WHAT THE EXERCISE ASKS:
Scan each line of the records for the word "wearing" and extract the ones that have it.

DATASET ROWS:

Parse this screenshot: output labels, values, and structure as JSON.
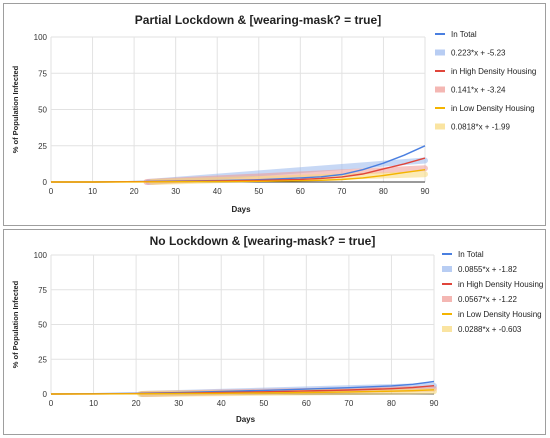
{
  "chart_data": [
    {
      "type": "line",
      "title": "Partial Lockdown & [wearing-mask? = true]",
      "xlabel": "Days",
      "ylabel": "% of Population Infected",
      "xlim": [
        0,
        90
      ],
      "ylim": [
        0,
        100
      ],
      "xticks": [
        0,
        10,
        20,
        30,
        40,
        50,
        60,
        70,
        80,
        90
      ],
      "yticks": [
        0,
        25,
        50,
        75,
        100
      ],
      "grid": true,
      "legend_position": "right",
      "series": [
        {
          "name": "In Total",
          "color": "#4a7fe0",
          "style": "line",
          "x": [
            0,
            10,
            20,
            30,
            40,
            50,
            60,
            65,
            70,
            75,
            80,
            85,
            90
          ],
          "y": [
            0,
            0,
            0.3,
            0.6,
            1,
            1.6,
            2.8,
            3.6,
            5.2,
            8.5,
            13,
            18.5,
            25
          ]
        },
        {
          "name": "0.223*x + -5.23",
          "color": "#9bb9ee",
          "style": "trendline",
          "slope": 0.223,
          "intercept": -5.23
        },
        {
          "name": "in High Density Housing",
          "color": "#e0453a",
          "style": "line",
          "x": [
            0,
            10,
            20,
            30,
            40,
            50,
            60,
            65,
            70,
            75,
            80,
            85,
            90
          ],
          "y": [
            0,
            0,
            0.2,
            0.4,
            0.7,
            1.1,
            1.8,
            2.5,
            3.5,
            5.5,
            9,
            12.5,
            16.5
          ]
        },
        {
          "name": "0.141*x + -3.24",
          "color": "#f09a94",
          "style": "trendline",
          "slope": 0.141,
          "intercept": -3.24
        },
        {
          "name": "in Low Density Housing",
          "color": "#f4b400",
          "style": "line",
          "x": [
            0,
            10,
            20,
            30,
            40,
            50,
            60,
            65,
            70,
            75,
            80,
            85,
            90
          ],
          "y": [
            0,
            0,
            0.1,
            0.2,
            0.3,
            0.5,
            0.9,
            1.2,
            1.7,
            2.8,
            4.5,
            6.5,
            8.5
          ]
        },
        {
          "name": "0.0818*x + -1.99",
          "color": "#f9d97a",
          "style": "trendline",
          "slope": 0.0818,
          "intercept": -1.99
        }
      ]
    },
    {
      "type": "line",
      "title": "No Lockdown & [wearing-mask? = true]",
      "xlabel": "Days",
      "ylabel": "% of Population Infected",
      "xlim": [
        0,
        90
      ],
      "ylim": [
        0,
        100
      ],
      "xticks": [
        0,
        10,
        20,
        30,
        40,
        50,
        60,
        70,
        80,
        90
      ],
      "yticks": [
        0,
        25,
        50,
        75,
        100
      ],
      "grid": true,
      "legend_position": "right",
      "series": [
        {
          "name": "In Total",
          "color": "#4a7fe0",
          "style": "line",
          "x": [
            0,
            10,
            20,
            30,
            40,
            50,
            60,
            70,
            80,
            85,
            90
          ],
          "y": [
            0,
            0.2,
            0.5,
            1,
            1.8,
            2.6,
            3.5,
            4.5,
            5.8,
            7,
            9
          ]
        },
        {
          "name": "0.0855*x + -1.82",
          "color": "#9bb9ee",
          "style": "trendline",
          "slope": 0.0855,
          "intercept": -1.82
        },
        {
          "name": "in High Density Housing",
          "color": "#e0453a",
          "style": "line",
          "x": [
            0,
            10,
            20,
            30,
            40,
            50,
            60,
            70,
            80,
            85,
            90
          ],
          "y": [
            0,
            0.1,
            0.3,
            0.6,
            1.1,
            1.6,
            2.2,
            2.9,
            3.8,
            4.6,
            6
          ]
        },
        {
          "name": "0.0567*x + -1.22",
          "color": "#f09a94",
          "style": "trendline",
          "slope": 0.0567,
          "intercept": -1.22
        },
        {
          "name": "in Low Density Housing",
          "color": "#f4b400",
          "style": "line",
          "x": [
            0,
            10,
            20,
            30,
            40,
            50,
            60,
            70,
            80,
            85,
            90
          ],
          "y": [
            0,
            0.05,
            0.15,
            0.3,
            0.5,
            0.8,
            1.1,
            1.5,
            2,
            2.4,
            3
          ]
        },
        {
          "name": "0.0288*x + -0.603",
          "color": "#f9d97a",
          "style": "trendline",
          "slope": 0.0288,
          "intercept": -0.603
        }
      ]
    }
  ]
}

TASK RESULT:
      "title": "Partial Lockdown & [wearing-mask? = true]",
      "title": "No Lockdown & [wearing-mask? = true]",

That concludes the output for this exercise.